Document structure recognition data
+ + +

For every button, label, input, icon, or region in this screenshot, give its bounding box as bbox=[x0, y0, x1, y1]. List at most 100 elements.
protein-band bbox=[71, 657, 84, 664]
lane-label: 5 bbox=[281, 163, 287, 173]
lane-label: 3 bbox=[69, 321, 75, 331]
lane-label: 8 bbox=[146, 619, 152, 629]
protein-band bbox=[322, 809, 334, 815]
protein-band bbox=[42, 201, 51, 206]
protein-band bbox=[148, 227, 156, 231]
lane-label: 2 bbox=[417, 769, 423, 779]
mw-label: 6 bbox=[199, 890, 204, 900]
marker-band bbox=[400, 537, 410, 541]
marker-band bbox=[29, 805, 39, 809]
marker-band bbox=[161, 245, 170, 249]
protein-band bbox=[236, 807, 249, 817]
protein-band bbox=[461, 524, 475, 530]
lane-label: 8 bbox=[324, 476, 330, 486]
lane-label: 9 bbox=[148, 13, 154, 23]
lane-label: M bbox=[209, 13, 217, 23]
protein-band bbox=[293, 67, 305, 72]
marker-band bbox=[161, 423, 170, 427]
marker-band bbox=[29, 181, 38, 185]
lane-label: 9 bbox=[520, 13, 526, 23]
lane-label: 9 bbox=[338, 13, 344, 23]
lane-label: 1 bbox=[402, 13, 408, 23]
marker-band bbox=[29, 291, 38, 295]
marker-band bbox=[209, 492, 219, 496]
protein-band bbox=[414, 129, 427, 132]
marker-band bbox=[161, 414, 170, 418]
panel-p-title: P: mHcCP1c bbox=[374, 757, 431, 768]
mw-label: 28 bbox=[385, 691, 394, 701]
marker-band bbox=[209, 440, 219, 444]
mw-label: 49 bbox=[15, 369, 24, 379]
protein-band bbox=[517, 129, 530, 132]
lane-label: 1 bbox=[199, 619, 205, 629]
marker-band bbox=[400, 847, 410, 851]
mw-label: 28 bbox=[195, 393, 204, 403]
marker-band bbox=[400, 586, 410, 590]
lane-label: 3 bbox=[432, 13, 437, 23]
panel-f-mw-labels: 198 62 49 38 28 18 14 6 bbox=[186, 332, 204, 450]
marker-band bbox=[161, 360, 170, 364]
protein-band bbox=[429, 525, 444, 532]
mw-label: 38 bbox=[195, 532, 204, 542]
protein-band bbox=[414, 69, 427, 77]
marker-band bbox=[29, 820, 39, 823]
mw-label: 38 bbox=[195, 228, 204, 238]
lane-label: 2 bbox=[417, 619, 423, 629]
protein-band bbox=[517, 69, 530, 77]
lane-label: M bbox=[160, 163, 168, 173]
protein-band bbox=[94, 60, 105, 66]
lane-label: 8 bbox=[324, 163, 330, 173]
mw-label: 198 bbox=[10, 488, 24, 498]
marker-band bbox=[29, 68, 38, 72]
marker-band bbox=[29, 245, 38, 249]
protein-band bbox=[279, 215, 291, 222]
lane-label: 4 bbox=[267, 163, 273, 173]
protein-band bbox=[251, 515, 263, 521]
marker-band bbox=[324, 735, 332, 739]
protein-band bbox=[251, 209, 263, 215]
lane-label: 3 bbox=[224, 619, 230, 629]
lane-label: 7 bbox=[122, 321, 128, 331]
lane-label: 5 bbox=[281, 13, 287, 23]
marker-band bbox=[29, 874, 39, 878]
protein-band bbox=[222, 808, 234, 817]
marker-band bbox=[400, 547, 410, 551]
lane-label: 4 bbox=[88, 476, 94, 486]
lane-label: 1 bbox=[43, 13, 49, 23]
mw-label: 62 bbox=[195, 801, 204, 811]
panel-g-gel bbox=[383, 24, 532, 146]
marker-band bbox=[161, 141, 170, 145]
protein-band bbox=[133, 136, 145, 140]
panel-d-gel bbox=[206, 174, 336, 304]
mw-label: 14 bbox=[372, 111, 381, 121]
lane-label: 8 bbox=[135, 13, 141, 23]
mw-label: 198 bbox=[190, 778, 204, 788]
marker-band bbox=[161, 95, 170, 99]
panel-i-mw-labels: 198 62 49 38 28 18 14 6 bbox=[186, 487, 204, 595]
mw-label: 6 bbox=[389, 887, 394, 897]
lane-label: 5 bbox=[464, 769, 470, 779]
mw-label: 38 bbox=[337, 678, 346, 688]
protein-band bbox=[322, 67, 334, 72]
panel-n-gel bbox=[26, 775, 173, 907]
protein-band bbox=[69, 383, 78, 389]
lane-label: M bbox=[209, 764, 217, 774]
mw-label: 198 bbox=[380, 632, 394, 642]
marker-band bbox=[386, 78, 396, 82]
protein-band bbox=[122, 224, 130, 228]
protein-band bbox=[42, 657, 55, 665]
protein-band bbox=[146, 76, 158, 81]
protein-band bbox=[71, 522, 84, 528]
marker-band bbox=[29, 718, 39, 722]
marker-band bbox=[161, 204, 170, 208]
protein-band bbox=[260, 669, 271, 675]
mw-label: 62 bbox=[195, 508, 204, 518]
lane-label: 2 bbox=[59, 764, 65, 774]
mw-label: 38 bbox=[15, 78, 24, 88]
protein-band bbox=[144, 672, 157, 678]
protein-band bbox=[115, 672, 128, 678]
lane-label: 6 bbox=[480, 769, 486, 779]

+ + +

What is required
Collect every line above that contains the word "labels".

Your response
panel-f-mw-labels: 198 62 49 38 28 18 14 6 bbox=[186, 332, 204, 450]
panel-i-mw-labels: 198 62 49 38 28 18 14 6 bbox=[186, 487, 204, 595]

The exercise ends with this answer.